Task directions - Only the number is wanted: how many lines in the data contain "Imperfect"?

Entries shown -
§ §

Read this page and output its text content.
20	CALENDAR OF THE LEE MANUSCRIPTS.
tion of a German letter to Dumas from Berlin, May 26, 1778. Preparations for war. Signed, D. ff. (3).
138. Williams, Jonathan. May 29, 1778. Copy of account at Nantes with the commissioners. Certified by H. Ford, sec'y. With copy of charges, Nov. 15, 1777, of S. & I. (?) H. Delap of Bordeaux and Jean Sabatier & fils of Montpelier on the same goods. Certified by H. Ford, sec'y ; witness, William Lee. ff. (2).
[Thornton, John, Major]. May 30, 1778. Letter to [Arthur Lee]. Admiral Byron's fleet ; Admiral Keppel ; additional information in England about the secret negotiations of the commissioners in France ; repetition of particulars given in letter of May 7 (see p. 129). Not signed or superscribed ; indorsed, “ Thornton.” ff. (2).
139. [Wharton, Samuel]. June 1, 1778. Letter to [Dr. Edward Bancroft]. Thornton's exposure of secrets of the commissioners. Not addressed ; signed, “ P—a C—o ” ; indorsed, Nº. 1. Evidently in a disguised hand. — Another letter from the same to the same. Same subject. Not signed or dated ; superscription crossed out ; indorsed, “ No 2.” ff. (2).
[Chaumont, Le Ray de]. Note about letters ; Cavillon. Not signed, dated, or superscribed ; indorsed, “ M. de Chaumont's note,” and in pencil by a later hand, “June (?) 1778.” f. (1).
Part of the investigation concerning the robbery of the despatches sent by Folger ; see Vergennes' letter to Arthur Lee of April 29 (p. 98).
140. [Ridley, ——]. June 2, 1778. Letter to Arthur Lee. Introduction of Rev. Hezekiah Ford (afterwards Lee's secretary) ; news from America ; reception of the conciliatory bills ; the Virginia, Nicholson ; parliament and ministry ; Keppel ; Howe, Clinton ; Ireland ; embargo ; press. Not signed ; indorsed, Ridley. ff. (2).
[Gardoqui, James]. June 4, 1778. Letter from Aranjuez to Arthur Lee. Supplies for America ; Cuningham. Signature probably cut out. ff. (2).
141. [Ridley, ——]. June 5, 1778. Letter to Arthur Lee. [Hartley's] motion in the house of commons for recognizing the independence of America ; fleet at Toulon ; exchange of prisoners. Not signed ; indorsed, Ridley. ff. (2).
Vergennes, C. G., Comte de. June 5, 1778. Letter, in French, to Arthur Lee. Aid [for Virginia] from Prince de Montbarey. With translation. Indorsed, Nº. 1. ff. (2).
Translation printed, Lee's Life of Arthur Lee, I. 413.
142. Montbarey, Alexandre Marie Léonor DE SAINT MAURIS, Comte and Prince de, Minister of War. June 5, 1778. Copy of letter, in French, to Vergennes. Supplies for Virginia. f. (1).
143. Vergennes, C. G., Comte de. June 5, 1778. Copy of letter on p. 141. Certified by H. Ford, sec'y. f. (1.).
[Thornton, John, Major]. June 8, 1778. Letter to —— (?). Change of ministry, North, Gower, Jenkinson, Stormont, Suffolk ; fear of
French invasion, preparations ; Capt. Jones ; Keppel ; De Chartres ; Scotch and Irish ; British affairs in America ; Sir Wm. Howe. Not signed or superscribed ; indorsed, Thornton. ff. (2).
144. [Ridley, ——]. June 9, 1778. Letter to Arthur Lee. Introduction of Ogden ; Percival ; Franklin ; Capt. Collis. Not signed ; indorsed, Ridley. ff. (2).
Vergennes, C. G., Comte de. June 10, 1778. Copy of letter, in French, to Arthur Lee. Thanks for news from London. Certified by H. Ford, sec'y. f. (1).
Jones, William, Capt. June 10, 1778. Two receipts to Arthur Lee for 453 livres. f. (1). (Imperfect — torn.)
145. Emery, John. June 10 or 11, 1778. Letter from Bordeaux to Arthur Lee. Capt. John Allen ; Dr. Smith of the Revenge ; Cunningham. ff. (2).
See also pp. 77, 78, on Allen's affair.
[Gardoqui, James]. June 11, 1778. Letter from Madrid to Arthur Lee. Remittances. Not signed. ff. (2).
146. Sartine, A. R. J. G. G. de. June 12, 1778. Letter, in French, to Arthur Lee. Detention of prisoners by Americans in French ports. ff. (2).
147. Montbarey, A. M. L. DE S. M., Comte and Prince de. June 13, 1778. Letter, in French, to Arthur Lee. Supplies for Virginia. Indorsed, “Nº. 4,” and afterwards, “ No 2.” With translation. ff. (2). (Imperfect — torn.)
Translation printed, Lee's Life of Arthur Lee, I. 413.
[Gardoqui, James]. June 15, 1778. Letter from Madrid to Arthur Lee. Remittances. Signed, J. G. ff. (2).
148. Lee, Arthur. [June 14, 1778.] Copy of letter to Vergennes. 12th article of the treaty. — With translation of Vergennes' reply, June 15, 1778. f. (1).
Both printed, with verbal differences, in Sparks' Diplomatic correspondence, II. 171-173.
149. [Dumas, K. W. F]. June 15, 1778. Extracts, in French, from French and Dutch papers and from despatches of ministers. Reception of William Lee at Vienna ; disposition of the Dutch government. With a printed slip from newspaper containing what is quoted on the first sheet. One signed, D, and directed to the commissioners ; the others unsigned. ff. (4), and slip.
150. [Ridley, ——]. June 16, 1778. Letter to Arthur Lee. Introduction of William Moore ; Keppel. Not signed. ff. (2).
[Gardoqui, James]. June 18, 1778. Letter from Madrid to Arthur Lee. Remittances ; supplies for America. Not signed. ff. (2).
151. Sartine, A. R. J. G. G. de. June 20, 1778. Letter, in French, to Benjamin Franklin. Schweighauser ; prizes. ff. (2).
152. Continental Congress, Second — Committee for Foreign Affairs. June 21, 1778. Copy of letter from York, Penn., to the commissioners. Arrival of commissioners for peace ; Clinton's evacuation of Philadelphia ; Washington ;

§ §

Solution for this problem - 2